[Data extracted from a collection]
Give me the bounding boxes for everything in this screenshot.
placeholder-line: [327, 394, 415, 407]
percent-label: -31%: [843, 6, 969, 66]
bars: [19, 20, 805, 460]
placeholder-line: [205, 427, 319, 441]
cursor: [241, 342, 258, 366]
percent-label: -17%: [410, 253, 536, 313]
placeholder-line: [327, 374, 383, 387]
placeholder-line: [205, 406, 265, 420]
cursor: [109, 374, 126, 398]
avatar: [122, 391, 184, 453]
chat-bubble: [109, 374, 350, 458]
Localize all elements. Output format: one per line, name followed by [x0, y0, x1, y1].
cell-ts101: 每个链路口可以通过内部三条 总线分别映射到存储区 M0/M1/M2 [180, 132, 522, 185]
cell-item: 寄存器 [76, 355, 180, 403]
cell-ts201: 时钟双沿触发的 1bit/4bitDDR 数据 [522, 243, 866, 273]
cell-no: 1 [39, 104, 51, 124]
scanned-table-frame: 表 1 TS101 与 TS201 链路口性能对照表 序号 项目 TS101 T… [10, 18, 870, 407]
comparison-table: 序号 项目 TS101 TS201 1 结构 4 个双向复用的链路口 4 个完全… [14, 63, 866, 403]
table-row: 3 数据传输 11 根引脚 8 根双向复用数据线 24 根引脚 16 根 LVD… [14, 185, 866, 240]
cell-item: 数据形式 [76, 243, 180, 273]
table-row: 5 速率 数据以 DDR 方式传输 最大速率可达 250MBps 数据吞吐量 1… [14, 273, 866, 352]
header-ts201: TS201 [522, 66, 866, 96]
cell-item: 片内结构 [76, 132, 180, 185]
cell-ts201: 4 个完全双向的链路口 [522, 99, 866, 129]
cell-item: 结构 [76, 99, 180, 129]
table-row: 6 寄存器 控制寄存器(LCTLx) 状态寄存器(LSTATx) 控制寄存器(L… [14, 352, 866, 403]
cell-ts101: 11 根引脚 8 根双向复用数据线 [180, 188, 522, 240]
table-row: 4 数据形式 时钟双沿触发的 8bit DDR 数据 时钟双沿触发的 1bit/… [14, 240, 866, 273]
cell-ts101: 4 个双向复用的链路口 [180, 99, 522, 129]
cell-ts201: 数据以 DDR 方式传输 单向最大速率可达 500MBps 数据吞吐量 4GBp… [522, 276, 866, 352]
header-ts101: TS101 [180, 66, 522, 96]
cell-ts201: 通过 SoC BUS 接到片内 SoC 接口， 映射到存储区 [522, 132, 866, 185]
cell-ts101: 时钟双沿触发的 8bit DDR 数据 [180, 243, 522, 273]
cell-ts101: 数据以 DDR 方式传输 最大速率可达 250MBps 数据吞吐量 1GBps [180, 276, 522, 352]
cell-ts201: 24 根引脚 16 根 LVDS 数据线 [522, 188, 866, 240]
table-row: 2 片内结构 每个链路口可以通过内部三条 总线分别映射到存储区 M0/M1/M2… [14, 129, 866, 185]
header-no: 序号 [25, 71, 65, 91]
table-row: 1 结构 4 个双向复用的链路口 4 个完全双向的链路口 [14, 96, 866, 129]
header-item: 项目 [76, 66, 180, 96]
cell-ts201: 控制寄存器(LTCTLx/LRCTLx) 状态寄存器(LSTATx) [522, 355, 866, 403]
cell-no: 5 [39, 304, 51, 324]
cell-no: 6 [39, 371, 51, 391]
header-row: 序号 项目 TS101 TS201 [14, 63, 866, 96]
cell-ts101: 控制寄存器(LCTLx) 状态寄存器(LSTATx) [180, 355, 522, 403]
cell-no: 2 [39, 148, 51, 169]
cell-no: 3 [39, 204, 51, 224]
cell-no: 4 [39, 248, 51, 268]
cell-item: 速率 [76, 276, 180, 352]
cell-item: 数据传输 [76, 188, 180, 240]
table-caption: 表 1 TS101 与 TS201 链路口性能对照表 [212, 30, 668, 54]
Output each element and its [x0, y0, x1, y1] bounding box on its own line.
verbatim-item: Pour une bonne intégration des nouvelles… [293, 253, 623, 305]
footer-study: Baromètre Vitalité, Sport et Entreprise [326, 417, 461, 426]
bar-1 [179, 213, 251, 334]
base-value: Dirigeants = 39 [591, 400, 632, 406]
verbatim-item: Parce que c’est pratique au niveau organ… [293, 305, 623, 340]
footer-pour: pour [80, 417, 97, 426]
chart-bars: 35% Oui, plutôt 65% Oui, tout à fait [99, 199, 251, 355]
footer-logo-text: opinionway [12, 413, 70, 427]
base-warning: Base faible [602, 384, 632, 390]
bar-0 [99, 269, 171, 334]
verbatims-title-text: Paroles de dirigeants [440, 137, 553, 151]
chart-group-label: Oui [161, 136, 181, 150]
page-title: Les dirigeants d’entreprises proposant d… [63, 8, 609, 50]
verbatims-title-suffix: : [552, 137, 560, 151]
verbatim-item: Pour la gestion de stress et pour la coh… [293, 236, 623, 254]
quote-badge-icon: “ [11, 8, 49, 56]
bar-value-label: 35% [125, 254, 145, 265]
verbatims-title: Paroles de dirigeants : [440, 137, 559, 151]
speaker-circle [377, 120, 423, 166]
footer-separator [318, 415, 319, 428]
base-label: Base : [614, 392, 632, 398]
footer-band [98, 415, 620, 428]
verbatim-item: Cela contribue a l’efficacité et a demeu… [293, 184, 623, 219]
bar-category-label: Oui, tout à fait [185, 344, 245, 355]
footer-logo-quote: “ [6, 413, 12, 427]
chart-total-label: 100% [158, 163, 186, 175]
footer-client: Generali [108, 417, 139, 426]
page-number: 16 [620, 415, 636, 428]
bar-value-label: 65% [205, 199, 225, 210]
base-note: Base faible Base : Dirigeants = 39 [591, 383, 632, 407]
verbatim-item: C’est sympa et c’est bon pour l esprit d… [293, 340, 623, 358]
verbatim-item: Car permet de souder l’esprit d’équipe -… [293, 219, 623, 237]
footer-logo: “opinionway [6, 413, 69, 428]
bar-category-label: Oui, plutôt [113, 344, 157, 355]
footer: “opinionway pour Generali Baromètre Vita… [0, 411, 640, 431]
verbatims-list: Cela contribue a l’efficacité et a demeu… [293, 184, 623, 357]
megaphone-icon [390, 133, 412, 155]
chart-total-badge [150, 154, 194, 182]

● Exercise brief: Please rewrite all of the rows with each "placeholder-line" swapped for "text-line", keeping everything else the same.

● Right answer:
Give me the bounding boxes for everything in this screenshot.
text-line: [327, 394, 415, 407]
percent-label: -31%: [843, 6, 969, 66]
bars: [19, 20, 805, 460]
text-line: [205, 427, 319, 441]
cursor: [241, 342, 258, 366]
percent-label: -17%: [410, 253, 536, 313]
text-line: [327, 374, 383, 387]
text-line: [205, 406, 265, 420]
cursor: [109, 374, 126, 398]
avatar: [122, 391, 184, 453]
chat-bubble: [109, 374, 350, 458]
Localize all elements. Output format: one per line, name followed by [x0, y0, x1, y1].
cell-ts101: 每个链路口可以通过内部三条 总线分别映射到存储区 M0/M1/M2 [180, 132, 522, 185]
cell-item: 寄存器 [76, 355, 180, 403]
cell-ts201: 时钟双沿触发的 1bit/4bitDDR 数据 [522, 243, 866, 273]
cell-no: 1 [39, 104, 51, 124]
scanned-table-frame: 表 1 TS101 与 TS201 链路口性能对照表 序号 项目 TS101 T… [10, 18, 870, 407]
comparison-table: 序号 项目 TS101 TS201 1 结构 4 个双向复用的链路口 4 个完全… [14, 63, 866, 403]
table-row: 3 数据传输 11 根引脚 8 根双向复用数据线 24 根引脚 16 根 LVD… [14, 185, 866, 240]
cell-item: 数据形式 [76, 243, 180, 273]
table-row: 5 速率 数据以 DDR 方式传输 最大速率可达 250MBps 数据吞吐量 1… [14, 273, 866, 352]
header-ts201: TS201 [522, 66, 866, 96]
cell-item: 片内结构 [76, 132, 180, 185]
cell-ts201: 4 个完全双向的链路口 [522, 99, 866, 129]
cell-item: 结构 [76, 99, 180, 129]
table-row: 6 寄存器 控制寄存器(LCTLx) 状态寄存器(LSTATx) 控制寄存器(L… [14, 352, 866, 403]
cell-ts101: 11 根引脚 8 根双向复用数据线 [180, 188, 522, 240]
table-row: 4 数据形式 时钟双沿触发的 8bit DDR 数据 时钟双沿触发的 1bit/… [14, 240, 866, 273]
cell-ts101: 4 个双向复用的链路口 [180, 99, 522, 129]
cell-ts201: 数据以 DDR 方式传输 单向最大速率可达 500MBps 数据吞吐量 4GBp… [522, 276, 866, 352]
header-ts101: TS101 [180, 66, 522, 96]
cell-ts201: 通过 SoC BUS 接到片内 SoC 接口， 映射到存储区 [522, 132, 866, 185]
cell-ts101: 时钟双沿触发的 8bit DDR 数据 [180, 243, 522, 273]
cell-ts101: 数据以 DDR 方式传输 最大速率可达 250MBps 数据吞吐量 1GBps [180, 276, 522, 352]
cell-ts201: 24 根引脚 16 根 LVDS 数据线 [522, 188, 866, 240]
table-row: 2 片内结构 每个链路口可以通过内部三条 总线分别映射到存储区 M0/M1/M2… [14, 129, 866, 185]
header-no: 序号 [25, 71, 65, 91]
table-row: 1 结构 4 个双向复用的链路口 4 个完全双向的链路口 [14, 96, 866, 129]
header-item: 项目 [76, 66, 180, 96]
cell-ts201: 控制寄存器(LTCTLx/LRCTLx) 状态寄存器(LSTATx) [522, 355, 866, 403]
cell-no: 5 [39, 304, 51, 324]
cell-no: 6 [39, 371, 51, 391]
header-row: 序号 项目 TS101 TS201 [14, 63, 866, 96]
cell-ts101: 控制寄存器(LCTLx) 状态寄存器(LSTATx) [180, 355, 522, 403]
cell-no: 2 [39, 148, 51, 169]
cell-no: 3 [39, 204, 51, 224]
cell-no: 4 [39, 248, 51, 268]
cell-item: 速率 [76, 276, 180, 352]
cell-item: 数据传输 [76, 188, 180, 240]
table-caption: 表 1 TS101 与 TS201 链路口性能对照表 [212, 30, 668, 54]
Output each element and its [x0, y0, x1, y1] bounding box on its own line.
verbatim-item: Pour une bonne intégration des nouvelles… [293, 253, 623, 305]
footer-study: Baromètre Vitalité, Sport et Entreprise [326, 417, 461, 426]
bar-1 [179, 213, 251, 334]
base-value: Dirigeants = 39 [591, 400, 632, 406]
verbatim-item: Parce que c’est pratique au niveau organ… [293, 305, 623, 340]
footer-pour: pour [80, 417, 97, 426]
chart-bars: 35% Oui, plutôt 65% Oui, tout à fait [99, 199, 251, 355]
footer-logo-text: opinionway [12, 413, 70, 427]
base-warning: Base faible [602, 384, 632, 390]
bar-0 [99, 269, 171, 334]
verbatims-title-text: Paroles de dirigeants [440, 137, 553, 151]
chart-group-label: Oui [161, 136, 181, 150]
page-title: Les dirigeants d’entreprises proposant d… [63, 8, 609, 50]
verbatims-title-suffix: : [552, 137, 560, 151]
verbatim-item: Pour la gestion de stress et pour la coh… [293, 236, 623, 254]
quote-badge-icon: “ [11, 8, 49, 56]
bar-value-label: 35% [125, 254, 145, 265]
verbatims-title: Paroles de dirigeants : [440, 137, 559, 151]
speaker-circle [377, 120, 423, 166]
footer-separator [318, 415, 319, 428]
base-label: Base : [614, 392, 632, 398]
footer-band [98, 415, 620, 428]
verbatim-item: Cela contribue a l’efficacité et a demeu… [293, 184, 623, 219]
bar-category-label: Oui, tout à fait [185, 344, 245, 355]
footer-logo-quote: “ [6, 413, 12, 427]
chart-total-label: 100% [158, 163, 186, 175]
footer-client: Generali [108, 417, 139, 426]
page-number: 16 [620, 415, 636, 428]
bar-value-label: 65% [205, 199, 225, 210]
base-note: Base faible Base : Dirigeants = 39 [591, 383, 632, 407]
verbatim-item: C’est sympa et c’est bon pour l esprit d… [293, 340, 623, 358]
verbatim-item: Car permet de souder l’esprit d’équipe -… [293, 219, 623, 237]
footer-logo: “opinionway [6, 413, 69, 428]
bar-category-label: Oui, plutôt [113, 344, 157, 355]
footer: “opinionway pour Generali Baromètre Vita… [0, 411, 640, 431]
verbatims-list: Cela contribue a l’efficacité et a demeu… [293, 184, 623, 357]
megaphone-icon [390, 133, 412, 155]
chart-total-badge [150, 154, 194, 182]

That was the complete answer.